What is required: Extract the full set of records, then give each one again exactly.

** BEGIN **

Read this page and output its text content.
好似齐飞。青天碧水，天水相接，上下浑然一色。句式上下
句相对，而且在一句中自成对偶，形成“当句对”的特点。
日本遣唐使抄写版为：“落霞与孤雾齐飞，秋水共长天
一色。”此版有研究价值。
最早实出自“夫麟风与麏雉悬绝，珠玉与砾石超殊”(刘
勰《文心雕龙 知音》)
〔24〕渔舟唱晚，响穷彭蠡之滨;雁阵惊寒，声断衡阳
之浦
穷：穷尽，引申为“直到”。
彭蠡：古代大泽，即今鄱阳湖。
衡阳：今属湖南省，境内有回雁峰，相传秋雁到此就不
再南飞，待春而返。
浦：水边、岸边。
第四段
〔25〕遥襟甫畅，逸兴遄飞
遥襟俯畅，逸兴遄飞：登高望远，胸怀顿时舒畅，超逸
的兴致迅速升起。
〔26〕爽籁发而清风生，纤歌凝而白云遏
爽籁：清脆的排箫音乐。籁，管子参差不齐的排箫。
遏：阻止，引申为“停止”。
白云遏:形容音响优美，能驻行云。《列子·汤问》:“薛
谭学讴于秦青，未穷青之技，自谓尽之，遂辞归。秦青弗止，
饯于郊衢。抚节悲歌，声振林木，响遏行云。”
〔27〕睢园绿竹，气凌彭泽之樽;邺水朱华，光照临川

** END **

Reply:
Read this page and output its text content.
好似齐飞。青天碧水，天水相接，上下浑然一色。句式上下
句相对，而且在一句中自成对偶，形成“当句对”的特点。
日本遣唐使抄写版为：“落霞与孤雾齐飞，秋水共长天
一色。”此版有研究价值。
最早实出自“夫麟风与麏雉悬绝，珠玉与砾石超殊”(刘
勰《文心雕龙 知音》)
〔24〕渔舟唱晚，响穷彭蠡之滨;雁阵惊寒，声断衡阳
之浦
穷：穷尽，引申为“直到”。
彭蠡：古代大泽，即今鄱阳湖。
衡阳：今属湖南省，境内有回雁峰，相传秋雁到此就不
再南飞，待春而返。
浦：水边、岸边。
第四段
〔25〕遥襟甫畅，逸兴遄飞
遥襟俯畅，逸兴遄飞：登高望远，胸怀顿时舒畅，超逸
的兴致迅速升起。
〔26〕爽籁发而清风生，纤歌凝而白云遏
爽籁：清脆的排箫音乐。籁，管子参差不齐的排箫。
遏：阻止，引申为“停止”。
白云遏:形容音响优美，能驻行云。《列子·汤问》:“薛
谭学讴于秦青，未穷青之技，自谓尽之，遂辞归。秦青弗止，
饯于郊衢。抚节悲歌，声振林木，响遏行云。”
〔27〕睢园绿竹，气凌彭泽之樽;邺水朱华，光照临川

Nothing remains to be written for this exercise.